What to work on:
(1) In the article on holding crypto in an IRA, who holds the private keys to the crypto in a self-directed IRA?
(2) Rewrite the lines of the entries, from the line with "y-tick-label: 0.6 — [67, 348, 87, 364]" through the line with "data-point-adasyn — [144, 557, 159, 572]", as a JSON list of strings with one string per line and blank lines omitted.

Holding Crypto in an IRA: Rules and Restrictions
A traditional or Roth IRA at a standard brokerage cannot hold cryptocurrency. However, a self-directed IRA or solo 401(k) can—but only if structured correctly, and only if you avoid prohibited transactions. The tax deferral or tax-free growth benefit applies to crypto holdings inside the account, but strict valuation and self-dealing rules govern what you can and cannot do.
Why standard brokers don’t offer crypto
A traditional IRA at Fidelity or Charles Schwab holds stocks, bonds, and mutual funds—assets the custodian understands and can value using market data. Cryptocurrency sits outside this universe. Brokers avoid crypto IRAs because valuation is complex (especially for illiquid or newly listed coins), custodial liability is high, and regulatory clarity remains incomplete.
More fundamentally, crypto does not fit the IRS’s definition of a permissible IRA asset. IRAs are restricted to “securities” and certain defined assets like real estate and precious metals. Crypto is not formally categorized in IRS guidance, creating ambiguity. Most large custodians have declined to offer it rather than take regulatory risk.
Self-directed IRAs: the path to crypto ownership
A self-directed IRA (SDIRA) is an IRA managed by an alternative custodian—one willing to hold non-traditional assets. These custodians specialize in real estate, private equity, precious metals, and crypto. Opening an SDIRA requires:
- Choosing a custodian that explicitly permits crypto (examples: Rocket Dollar, Alto, Kingdom Trust).
- Funding the IRA (by contribution, rollover, or transfer).
- Instructing the custodian to buy crypto on your behalf—you cannot buy directly yourself.
The key constraint: you cannot take personal possession of the crypto. The custodian holds the private keys in their vault, and all transactions flow through them. You instruct, they execute. This custody arrangement is critical—it’s what preserves the account’s tax status.
The prohibition on self-dealing
The IRS prohibits “prohibited transactions” in IRAs. The most common are transactions between you (or a family member) and the IRA. Examples of prohibited self-dealing:
- Buying crypto from the IRA at a discount and selling it to yourself personally.
- Using IRA funds to buy crypto you then hold outside the IRA.
- Selling crypto you personally own into the IRA at an inflated price.
- Borrowing money from the IRA.
- Using the IRA to pay your personal expenses.
Enforcement is severe. A single prohibited transaction disqualifies the entire IRA—meaning all the assets in the account are treated as distributed, taxed at ordinary income rates, plus a 10% early withdrawal penalty if you’re under 59½. A 10-year accumulation of $100,000 in gains could become a $50,000+ tax bill and penalty.

Provided data:
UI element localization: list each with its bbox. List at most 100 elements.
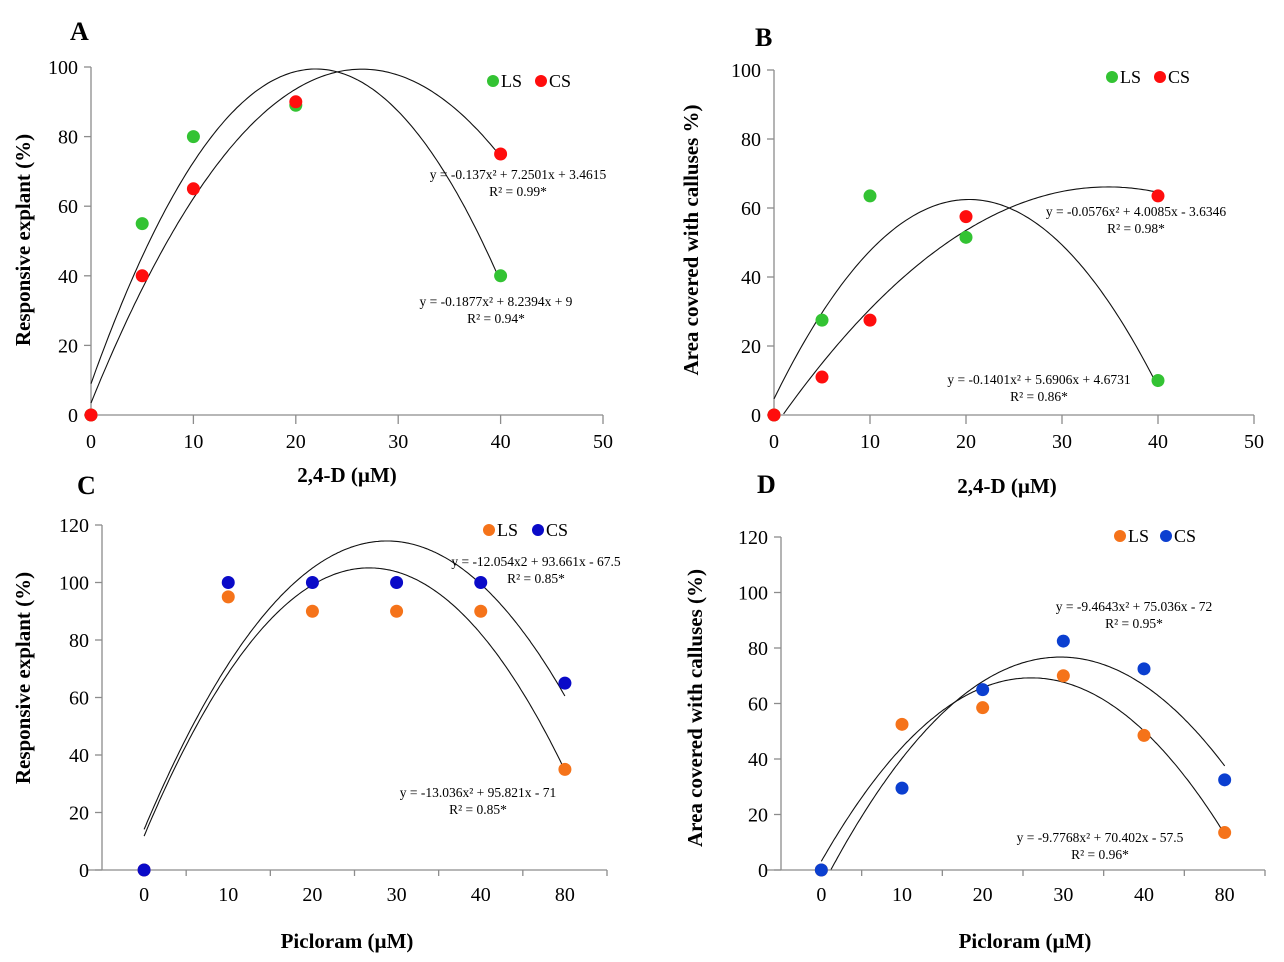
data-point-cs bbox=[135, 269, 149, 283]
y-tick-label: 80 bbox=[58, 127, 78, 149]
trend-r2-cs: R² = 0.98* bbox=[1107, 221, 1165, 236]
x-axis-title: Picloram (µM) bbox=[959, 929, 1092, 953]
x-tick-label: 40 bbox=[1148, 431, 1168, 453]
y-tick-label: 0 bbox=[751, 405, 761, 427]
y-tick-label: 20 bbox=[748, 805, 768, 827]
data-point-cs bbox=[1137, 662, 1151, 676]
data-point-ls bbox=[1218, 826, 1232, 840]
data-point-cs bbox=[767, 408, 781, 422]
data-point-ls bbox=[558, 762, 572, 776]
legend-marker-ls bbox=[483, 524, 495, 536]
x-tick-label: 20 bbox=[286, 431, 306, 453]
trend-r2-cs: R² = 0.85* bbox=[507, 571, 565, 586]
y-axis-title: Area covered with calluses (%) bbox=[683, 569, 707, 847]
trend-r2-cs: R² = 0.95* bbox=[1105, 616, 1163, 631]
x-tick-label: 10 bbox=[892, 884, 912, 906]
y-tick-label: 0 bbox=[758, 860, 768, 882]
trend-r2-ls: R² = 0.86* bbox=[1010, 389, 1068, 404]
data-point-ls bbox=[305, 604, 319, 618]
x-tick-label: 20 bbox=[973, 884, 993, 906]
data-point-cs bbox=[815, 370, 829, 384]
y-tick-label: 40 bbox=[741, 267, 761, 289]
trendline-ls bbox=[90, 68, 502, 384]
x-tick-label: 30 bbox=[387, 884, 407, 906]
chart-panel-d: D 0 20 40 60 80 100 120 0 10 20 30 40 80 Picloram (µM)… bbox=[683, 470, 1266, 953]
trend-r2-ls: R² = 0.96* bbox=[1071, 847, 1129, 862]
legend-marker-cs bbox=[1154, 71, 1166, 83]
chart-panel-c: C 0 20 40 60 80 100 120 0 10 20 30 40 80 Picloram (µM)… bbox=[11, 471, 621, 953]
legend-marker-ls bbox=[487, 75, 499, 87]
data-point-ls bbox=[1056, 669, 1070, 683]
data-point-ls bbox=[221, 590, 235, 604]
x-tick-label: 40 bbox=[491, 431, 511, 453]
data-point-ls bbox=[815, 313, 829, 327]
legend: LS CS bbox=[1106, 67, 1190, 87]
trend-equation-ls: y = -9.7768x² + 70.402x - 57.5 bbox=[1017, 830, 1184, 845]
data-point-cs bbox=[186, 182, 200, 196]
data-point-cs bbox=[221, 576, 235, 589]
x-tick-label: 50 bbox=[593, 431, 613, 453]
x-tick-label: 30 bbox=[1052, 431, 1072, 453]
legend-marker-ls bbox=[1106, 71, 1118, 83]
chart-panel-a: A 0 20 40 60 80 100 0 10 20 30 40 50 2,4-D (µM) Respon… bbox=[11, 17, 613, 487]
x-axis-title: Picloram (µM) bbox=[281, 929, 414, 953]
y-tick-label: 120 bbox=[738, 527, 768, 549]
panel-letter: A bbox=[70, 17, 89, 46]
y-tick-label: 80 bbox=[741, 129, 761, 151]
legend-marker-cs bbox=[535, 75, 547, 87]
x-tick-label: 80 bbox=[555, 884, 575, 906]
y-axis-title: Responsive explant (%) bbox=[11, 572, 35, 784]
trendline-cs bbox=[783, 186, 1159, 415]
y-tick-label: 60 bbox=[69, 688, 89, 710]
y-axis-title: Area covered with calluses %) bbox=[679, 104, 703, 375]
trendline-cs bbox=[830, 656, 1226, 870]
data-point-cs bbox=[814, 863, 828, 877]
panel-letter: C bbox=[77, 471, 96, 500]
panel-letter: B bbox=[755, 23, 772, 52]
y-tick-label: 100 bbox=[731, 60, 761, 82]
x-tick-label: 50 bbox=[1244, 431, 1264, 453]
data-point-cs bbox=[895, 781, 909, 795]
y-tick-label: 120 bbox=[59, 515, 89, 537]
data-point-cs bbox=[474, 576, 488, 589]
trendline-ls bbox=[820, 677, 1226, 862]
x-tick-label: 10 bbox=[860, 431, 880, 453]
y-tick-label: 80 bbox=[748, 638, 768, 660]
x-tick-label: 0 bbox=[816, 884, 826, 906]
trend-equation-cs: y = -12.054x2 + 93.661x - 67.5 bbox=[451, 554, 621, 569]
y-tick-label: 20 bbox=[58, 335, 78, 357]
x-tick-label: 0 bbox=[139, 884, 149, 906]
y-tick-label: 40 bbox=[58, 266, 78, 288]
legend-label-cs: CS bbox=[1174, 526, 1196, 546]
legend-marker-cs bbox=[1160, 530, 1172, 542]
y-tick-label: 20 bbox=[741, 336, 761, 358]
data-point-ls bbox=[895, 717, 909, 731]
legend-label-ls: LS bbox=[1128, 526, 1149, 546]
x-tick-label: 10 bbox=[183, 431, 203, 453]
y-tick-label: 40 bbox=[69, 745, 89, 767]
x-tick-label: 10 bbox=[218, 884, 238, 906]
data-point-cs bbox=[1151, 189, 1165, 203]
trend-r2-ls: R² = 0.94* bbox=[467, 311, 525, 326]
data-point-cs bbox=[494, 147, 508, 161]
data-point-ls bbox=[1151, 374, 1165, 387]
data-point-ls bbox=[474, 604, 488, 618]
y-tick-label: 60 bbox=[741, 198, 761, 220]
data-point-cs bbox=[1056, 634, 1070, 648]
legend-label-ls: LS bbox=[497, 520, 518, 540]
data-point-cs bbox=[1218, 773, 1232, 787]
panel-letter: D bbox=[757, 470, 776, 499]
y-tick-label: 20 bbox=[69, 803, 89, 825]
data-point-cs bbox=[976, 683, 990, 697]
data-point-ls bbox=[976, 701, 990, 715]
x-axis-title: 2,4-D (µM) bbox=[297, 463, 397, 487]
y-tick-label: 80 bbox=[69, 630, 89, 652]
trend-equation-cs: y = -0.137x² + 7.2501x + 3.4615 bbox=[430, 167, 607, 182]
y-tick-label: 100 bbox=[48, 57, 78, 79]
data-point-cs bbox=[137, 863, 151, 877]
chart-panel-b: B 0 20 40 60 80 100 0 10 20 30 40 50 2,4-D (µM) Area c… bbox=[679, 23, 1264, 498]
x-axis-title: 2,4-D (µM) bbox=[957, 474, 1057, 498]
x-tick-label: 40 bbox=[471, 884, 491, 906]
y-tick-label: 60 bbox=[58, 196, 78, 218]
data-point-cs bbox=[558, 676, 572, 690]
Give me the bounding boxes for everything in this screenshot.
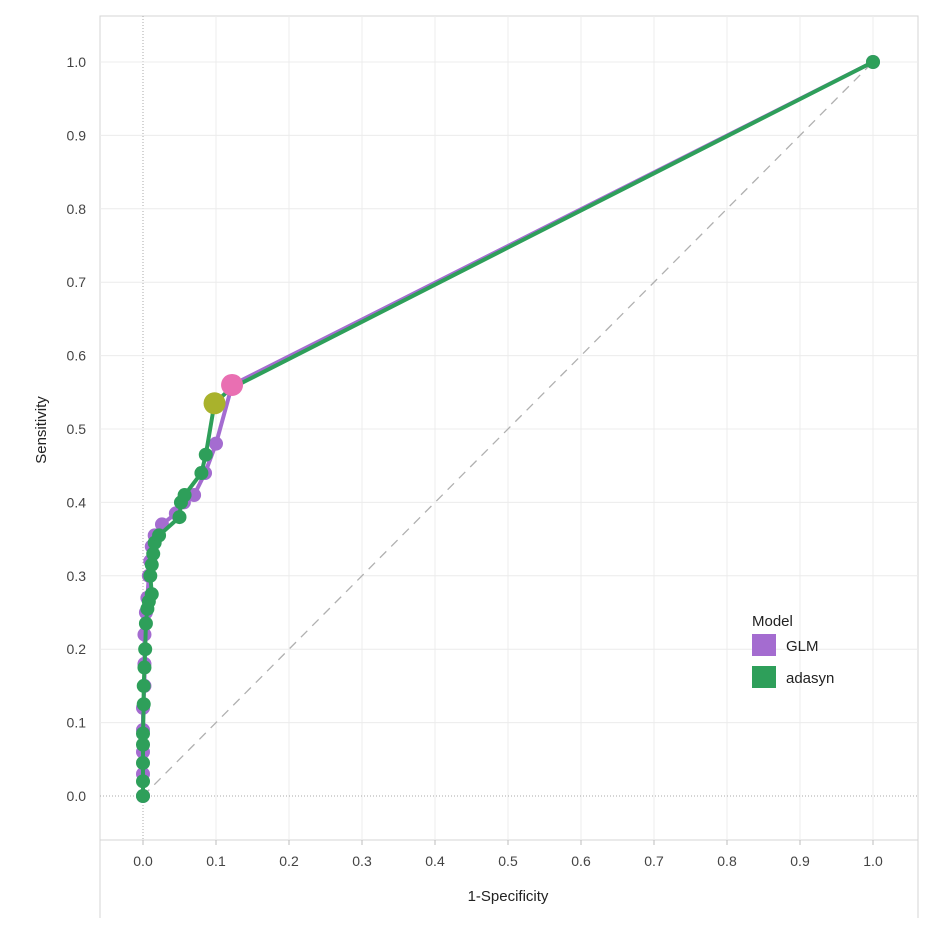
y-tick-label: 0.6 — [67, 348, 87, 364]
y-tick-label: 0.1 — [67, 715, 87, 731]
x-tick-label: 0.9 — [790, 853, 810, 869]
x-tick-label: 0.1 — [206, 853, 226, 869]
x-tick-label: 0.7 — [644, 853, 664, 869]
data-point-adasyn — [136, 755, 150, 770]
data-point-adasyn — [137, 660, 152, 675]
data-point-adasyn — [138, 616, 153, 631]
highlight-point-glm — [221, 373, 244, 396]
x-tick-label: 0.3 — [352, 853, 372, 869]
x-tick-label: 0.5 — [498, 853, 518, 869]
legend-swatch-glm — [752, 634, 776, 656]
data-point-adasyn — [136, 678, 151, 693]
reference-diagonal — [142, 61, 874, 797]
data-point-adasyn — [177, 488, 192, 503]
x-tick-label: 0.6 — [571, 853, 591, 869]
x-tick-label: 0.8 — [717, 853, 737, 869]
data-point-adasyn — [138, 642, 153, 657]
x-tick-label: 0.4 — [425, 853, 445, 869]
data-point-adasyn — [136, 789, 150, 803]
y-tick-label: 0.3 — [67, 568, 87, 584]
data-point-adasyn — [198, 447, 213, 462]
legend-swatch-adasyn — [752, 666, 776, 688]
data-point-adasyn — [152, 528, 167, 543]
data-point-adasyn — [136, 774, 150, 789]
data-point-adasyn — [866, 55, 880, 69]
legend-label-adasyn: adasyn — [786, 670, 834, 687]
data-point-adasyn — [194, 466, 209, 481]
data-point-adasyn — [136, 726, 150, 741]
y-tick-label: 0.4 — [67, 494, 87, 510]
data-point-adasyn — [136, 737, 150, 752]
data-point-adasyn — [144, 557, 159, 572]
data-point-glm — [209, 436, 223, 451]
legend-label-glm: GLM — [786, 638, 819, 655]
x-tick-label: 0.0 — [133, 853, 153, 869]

Solved problems:
(1) The custodian holds the private keys in its vault.

(2)
[
  "y-tick-label: 0.6 — [67, 348, 87, 364]",
  "y-tick-label: 0.1 — [67, 715, 87, 731]",
  "x-tick-label: 0.9 — [790, 853, 810, 869]",
  "x-tick-label: 0.1 — [206, 853, 226, 869]",
  "x-tick-label: 0.7 — [644, 853, 664, 869]",
  "data-point-adasyn — [136, 755, 150, 770]",
  "data-point-adasyn — [137, 660, 152, 675]",
  "data-point-adasyn — [138, 616, 153, 631]",
  "highlight-point-glm — [221, 373, 244, 396]",
  "x-tick-label: 0.3 — [352, 853, 372, 869]",
  "x-tick-label: 0.5 — [498, 853, 518, 869]",
  "legend-swatch-glm — [752, 634, 776, 656]",
  "data-point-adasyn — [136, 678, 151, 693]",
  "reference-diagonal — [142, 61, 874, 797]",
  "data-point-adasyn — [177, 488, 192, 503]",
  "x-tick-label: 0.6 — [571, 853, 591, 869]",
  "x-tick-label: 0.8 — [717, 853, 737, 869]",
  "data-point-adasyn — [138, 642, 153, 657]",
  "x-tick-label: 0.4 — [425, 853, 445, 869]",
  "data-point-adasyn — [136, 789, 150, 803]",
  "y-tick-label: 0.3 — [67, 568, 87, 584]",
  "data-point-adasyn — [198, 447, 213, 462]",
  "legend-swatch-adasyn — [752, 666, 776, 688]",
  "data-point-adasyn — [152, 528, 167, 543]",
  "data-point-adasyn — [136, 774, 150, 789]",
  "data-point-adasyn — [866, 55, 880, 69]",
  "legend-label-adasyn: adasyn — [786, 670, 834, 687]",
  "data-point-adasyn — [194, 466, 209, 481]",
  "data-point-adasyn — [136, 726, 150, 741]",
  "y-tick-label: 0.4 — [67, 494, 87, 510]",
  "data-point-adasyn — [136, 737, 150, 752]",
  "data-point-adasyn — [144, 557, 159, 572]"
]